→ **DESCRIPTION OF THE TASK**: Copy every line, leaving nothing out and adding nothing.

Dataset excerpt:

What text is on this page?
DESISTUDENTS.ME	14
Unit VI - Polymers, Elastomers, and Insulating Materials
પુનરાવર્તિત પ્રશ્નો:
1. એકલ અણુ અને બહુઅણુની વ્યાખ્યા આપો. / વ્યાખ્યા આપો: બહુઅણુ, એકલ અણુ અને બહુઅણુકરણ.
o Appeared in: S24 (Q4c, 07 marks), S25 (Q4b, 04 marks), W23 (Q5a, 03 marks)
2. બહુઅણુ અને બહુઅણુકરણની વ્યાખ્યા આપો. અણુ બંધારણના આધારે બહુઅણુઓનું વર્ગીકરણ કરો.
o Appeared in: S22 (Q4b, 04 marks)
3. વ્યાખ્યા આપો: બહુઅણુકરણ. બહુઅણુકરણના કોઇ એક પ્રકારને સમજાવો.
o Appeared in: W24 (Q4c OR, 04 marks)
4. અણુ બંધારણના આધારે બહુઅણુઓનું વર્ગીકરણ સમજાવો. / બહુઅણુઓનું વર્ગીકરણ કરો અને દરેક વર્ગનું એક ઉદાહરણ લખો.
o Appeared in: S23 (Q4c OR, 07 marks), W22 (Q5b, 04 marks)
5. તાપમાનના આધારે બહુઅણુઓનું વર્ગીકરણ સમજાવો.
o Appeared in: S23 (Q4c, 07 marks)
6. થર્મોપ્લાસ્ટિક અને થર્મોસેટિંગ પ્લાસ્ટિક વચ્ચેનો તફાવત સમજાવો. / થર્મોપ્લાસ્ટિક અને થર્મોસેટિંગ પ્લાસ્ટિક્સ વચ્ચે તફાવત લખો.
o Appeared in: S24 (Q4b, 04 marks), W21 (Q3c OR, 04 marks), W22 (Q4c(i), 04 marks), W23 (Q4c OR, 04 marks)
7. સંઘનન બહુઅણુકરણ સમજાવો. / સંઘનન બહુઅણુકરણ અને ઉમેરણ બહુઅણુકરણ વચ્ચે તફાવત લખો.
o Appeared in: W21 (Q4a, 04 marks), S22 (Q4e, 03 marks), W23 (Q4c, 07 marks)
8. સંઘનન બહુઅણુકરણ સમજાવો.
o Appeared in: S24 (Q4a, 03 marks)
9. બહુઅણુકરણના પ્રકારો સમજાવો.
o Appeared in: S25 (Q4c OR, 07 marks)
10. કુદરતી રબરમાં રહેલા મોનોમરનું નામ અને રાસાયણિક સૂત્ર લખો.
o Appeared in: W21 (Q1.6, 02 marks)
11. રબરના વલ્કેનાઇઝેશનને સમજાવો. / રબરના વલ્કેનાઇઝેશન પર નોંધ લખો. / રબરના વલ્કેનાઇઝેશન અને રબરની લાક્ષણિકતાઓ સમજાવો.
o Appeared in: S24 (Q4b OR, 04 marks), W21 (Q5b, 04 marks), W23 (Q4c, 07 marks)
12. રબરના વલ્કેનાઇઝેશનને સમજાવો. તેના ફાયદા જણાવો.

→ **ANSWER TO THIS PROBLEM**:
What text is on this page?
DESISTUDENTS.ME	14
Unit VI - Polymers, Elastomers, and Insulating Materials
પુનરાવર્તિત પ્રશ્નો:
1. એકલ અણુ અને બહુઅણુની વ્યાખ્યા આપો. / વ્યાખ્યા આપો: બહુઅણુ, એકલ અણુ અને બહુઅણુકરણ.
o Appeared in: S24 (Q4c, 07 marks), S25 (Q4b, 04 marks), W23 (Q5a, 03 marks)
2. બહુઅણુ અને બહુઅણુકરણની વ્યાખ્યા આપો. અણુ બંધારણના આધારે બહુઅણુઓનું વર્ગીકરણ કરો.
o Appeared in: S22 (Q4b, 04 marks)
3. વ્યાખ્યા આપો: બહુઅણુકરણ. બહુઅણુકરણના કોઇ એક પ્રકારને સમજાવો.
o Appeared in: W24 (Q4c OR, 04 marks)
4. અણુ બંધારણના આધારે બહુઅણુઓનું વર્ગીકરણ સમજાવો. / બહુઅણુઓનું વર્ગીકરણ કરો અને દરેક વર્ગનું એક ઉદાહરણ લખો.
o Appeared in: S23 (Q4c OR, 07 marks), W22 (Q5b, 04 marks)
5. તાપમાનના આધારે બહુઅણુઓનું વર્ગીકરણ સમજાવો.
o Appeared in: S23 (Q4c, 07 marks)
6. થર્મોપ્લાસ્ટિક અને થર્મોસેટિંગ પ્લાસ્ટિક વચ્ચેનો તફાવત સમજાવો. / થર્મોપ્લાસ્ટિક અને થર્મોસેટિંગ પ્લાસ્ટિક્સ વચ્ચે તફાવત લખો.
o Appeared in: S24 (Q4b, 04 marks), W21 (Q3c OR, 04 marks), W22 (Q4c(i), 04 marks), W23 (Q4c OR, 04 marks)
7. સંઘનન બહુઅણુકરણ સમજાવો. / સંઘનન બહુઅણુકરણ અને ઉમેરણ બહુઅણુકરણ વચ્ચે તફાવત લખો.
o Appeared in: W21 (Q4a, 04 marks), S22 (Q4e, 03 marks), W23 (Q4c, 07 marks)
8. સંઘનન બહુઅણુકરણ સમજાવો.
o Appeared in: S24 (Q4a, 03 marks)
9. બહુઅણુકરણના પ્રકારો સમજાવો.
o Appeared in: S25 (Q4c OR, 07 marks)
10. કુદરતી રબરમાં રહેલા મોનોમરનું નામ અને રાસાયણિક સૂત્ર લખો.
o Appeared in: W21 (Q1.6, 02 marks)
11. રબરના વલ્કેનાઇઝેશનને સમજાવો. / રબરના વલ્કેનાઇઝેશન પર નોંધ લખો. / રબરના વલ્કેનાઇઝેશન અને રબરની લાક્ષણિકતાઓ સમજાવો.
o Appeared in: S24 (Q4b OR, 04 marks), W21 (Q5b, 04 marks), W23 (Q4c, 07 marks)
12. રબરના વલ્કેનાઇઝેશનને સમજાવો. તેના ફાયદા જણાવો.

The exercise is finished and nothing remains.